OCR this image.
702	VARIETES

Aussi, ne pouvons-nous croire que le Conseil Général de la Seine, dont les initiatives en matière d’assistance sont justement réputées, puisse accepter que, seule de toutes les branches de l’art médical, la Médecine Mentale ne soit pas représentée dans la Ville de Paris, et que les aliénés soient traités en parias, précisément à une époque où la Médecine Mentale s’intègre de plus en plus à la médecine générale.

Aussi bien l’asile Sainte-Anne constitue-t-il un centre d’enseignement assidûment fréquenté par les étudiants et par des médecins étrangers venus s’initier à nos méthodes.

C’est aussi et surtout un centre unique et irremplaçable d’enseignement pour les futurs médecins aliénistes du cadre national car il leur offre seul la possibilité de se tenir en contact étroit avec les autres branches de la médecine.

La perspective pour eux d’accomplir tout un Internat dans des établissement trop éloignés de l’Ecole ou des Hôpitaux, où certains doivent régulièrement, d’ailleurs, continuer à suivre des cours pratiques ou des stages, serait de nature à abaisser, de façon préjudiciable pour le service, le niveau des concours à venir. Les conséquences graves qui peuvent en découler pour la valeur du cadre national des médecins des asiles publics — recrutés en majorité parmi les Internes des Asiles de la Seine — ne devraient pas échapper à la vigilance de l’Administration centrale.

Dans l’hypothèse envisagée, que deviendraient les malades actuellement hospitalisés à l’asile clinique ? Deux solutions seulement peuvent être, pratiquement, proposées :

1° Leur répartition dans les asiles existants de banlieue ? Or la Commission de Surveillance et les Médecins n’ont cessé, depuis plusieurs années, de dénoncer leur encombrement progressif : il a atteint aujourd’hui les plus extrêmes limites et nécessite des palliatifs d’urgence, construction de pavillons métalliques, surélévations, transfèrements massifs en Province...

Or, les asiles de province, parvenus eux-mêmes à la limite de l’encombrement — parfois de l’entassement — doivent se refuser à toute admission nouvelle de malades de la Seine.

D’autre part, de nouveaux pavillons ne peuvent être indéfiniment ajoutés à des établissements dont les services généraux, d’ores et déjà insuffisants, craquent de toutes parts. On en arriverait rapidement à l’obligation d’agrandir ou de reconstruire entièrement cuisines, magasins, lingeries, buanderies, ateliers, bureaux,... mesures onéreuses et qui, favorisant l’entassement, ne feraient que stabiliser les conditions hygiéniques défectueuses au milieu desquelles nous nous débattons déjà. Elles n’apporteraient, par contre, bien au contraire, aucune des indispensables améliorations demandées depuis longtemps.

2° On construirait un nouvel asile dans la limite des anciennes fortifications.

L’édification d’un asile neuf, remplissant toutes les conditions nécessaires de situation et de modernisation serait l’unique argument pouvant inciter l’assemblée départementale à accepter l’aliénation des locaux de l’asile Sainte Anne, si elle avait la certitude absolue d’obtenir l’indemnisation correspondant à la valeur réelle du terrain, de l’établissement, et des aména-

==*==

### AIM OF THE EXERCISE:
Give only the number of lines in the listing above that include the string "centre".

### RESPONSE BELOW:
2